***** Task material

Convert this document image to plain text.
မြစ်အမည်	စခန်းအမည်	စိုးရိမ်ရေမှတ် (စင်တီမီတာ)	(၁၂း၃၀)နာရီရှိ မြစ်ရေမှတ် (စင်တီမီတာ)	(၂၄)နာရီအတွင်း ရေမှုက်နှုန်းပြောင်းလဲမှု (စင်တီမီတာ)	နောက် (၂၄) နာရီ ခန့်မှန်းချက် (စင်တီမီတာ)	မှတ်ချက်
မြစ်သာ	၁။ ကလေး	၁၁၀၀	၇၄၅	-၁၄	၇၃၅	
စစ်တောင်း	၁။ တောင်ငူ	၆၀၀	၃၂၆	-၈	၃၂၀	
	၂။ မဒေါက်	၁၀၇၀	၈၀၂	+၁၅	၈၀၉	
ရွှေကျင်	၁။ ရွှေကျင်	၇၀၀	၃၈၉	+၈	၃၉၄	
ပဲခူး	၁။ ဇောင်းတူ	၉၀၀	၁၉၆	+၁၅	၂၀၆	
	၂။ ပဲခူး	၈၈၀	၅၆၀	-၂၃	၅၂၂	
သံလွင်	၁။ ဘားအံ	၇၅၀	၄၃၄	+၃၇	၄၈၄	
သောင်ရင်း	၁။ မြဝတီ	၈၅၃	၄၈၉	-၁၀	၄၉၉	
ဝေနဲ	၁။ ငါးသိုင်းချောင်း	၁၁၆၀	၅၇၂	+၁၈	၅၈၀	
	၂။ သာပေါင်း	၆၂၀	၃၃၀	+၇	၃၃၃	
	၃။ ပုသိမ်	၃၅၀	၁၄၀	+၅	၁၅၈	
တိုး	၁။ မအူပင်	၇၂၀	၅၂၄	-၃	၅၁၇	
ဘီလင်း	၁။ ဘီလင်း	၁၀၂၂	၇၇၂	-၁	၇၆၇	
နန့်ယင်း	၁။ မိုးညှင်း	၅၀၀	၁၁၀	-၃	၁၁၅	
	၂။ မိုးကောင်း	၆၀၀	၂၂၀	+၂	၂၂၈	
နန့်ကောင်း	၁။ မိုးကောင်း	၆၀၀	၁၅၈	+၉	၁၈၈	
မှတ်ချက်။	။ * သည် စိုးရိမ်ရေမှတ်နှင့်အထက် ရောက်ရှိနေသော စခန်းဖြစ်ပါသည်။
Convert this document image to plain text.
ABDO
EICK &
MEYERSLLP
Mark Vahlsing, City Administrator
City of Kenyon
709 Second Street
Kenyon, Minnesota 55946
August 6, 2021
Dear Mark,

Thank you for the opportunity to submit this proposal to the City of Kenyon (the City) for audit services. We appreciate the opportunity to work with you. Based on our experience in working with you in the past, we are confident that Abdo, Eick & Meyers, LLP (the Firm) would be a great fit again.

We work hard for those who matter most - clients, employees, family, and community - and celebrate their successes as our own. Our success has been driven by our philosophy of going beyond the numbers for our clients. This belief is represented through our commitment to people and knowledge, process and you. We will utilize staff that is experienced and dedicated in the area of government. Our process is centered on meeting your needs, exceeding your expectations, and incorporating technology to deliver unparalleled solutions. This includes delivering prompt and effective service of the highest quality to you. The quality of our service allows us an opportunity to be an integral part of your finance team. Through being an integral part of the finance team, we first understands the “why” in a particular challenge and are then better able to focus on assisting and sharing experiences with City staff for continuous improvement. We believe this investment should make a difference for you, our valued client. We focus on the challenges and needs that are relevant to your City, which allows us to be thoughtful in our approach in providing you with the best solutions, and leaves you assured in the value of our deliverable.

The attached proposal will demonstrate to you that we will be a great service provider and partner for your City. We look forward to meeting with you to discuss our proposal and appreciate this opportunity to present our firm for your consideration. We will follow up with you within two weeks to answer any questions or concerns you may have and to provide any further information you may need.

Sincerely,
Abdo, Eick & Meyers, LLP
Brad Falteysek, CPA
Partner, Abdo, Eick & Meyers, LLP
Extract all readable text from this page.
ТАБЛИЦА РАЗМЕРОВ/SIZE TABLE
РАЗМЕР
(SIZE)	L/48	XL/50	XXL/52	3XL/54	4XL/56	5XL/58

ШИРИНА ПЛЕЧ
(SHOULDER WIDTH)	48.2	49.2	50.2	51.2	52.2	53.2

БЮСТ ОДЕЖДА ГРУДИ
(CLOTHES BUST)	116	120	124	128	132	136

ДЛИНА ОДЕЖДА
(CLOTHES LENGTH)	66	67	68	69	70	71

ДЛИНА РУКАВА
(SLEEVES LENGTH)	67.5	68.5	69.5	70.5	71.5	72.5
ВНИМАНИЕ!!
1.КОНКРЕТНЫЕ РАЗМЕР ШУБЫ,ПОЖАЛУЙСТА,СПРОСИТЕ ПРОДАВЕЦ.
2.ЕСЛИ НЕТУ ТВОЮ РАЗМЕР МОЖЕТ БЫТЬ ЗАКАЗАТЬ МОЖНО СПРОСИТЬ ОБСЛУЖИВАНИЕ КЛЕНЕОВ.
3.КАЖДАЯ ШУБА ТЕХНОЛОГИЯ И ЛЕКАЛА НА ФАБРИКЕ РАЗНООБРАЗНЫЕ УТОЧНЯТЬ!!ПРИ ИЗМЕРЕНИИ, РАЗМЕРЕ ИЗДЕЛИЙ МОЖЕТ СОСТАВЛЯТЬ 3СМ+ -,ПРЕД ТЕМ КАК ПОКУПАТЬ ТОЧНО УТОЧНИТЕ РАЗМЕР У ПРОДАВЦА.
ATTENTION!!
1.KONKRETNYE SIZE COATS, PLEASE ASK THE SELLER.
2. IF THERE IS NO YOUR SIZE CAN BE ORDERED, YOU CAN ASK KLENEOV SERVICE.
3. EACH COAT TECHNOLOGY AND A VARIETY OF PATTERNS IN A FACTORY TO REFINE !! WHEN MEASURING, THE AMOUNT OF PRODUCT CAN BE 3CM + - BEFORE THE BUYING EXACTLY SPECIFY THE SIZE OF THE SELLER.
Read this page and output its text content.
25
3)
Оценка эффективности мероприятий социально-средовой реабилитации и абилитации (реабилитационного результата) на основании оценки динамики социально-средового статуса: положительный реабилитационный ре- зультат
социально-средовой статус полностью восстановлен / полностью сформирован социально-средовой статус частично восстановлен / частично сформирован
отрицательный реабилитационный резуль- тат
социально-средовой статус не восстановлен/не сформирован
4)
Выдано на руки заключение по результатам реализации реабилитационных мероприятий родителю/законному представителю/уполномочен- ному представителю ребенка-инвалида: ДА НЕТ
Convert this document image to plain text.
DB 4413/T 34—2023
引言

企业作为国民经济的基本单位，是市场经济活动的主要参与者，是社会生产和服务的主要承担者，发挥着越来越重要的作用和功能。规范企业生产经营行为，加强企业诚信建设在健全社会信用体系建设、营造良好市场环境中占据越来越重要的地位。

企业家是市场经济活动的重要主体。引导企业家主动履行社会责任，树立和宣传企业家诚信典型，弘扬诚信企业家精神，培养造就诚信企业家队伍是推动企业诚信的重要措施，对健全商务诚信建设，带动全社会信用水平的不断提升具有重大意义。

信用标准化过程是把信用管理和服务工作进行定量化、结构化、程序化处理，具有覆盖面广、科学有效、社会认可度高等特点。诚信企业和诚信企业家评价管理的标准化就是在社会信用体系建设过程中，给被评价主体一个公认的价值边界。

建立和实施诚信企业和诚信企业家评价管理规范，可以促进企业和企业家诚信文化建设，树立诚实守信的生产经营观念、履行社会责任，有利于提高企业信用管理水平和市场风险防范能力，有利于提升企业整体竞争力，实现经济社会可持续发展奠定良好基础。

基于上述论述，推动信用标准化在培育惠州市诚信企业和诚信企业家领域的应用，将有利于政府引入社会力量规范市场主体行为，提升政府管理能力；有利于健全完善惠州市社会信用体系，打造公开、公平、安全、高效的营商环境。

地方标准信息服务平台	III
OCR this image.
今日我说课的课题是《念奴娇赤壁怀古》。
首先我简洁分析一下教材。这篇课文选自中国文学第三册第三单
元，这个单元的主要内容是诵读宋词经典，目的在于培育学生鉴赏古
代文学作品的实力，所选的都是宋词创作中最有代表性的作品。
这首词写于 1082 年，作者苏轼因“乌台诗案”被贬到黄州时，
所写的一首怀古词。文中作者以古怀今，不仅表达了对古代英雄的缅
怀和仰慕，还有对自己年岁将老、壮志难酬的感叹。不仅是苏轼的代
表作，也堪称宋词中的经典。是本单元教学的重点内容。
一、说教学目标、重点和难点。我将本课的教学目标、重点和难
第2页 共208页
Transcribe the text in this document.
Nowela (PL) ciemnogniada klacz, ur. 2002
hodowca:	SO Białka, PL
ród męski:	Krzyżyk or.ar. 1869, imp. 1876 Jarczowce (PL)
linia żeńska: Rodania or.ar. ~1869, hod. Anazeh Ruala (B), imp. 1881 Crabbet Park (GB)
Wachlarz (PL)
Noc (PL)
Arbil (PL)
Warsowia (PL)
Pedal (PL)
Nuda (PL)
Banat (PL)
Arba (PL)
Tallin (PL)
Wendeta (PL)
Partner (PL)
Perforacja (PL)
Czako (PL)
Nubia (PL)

**********

## Do this
Pull out and copy each line containing the string "социально".

## Reply
Оценка эффективности мероприятий социально-средовой реабилитации и абилитации (реабилитационного результата) на основании оценки динамики социально-средового статуса: положительный реабилитационный ре- зультат
социально-средовой статус полностью восстановлен / полностью сформирован социально-средовой статус частично восстановлен / частично сформирован
социально-средовой статус не восстановлен/не сформирован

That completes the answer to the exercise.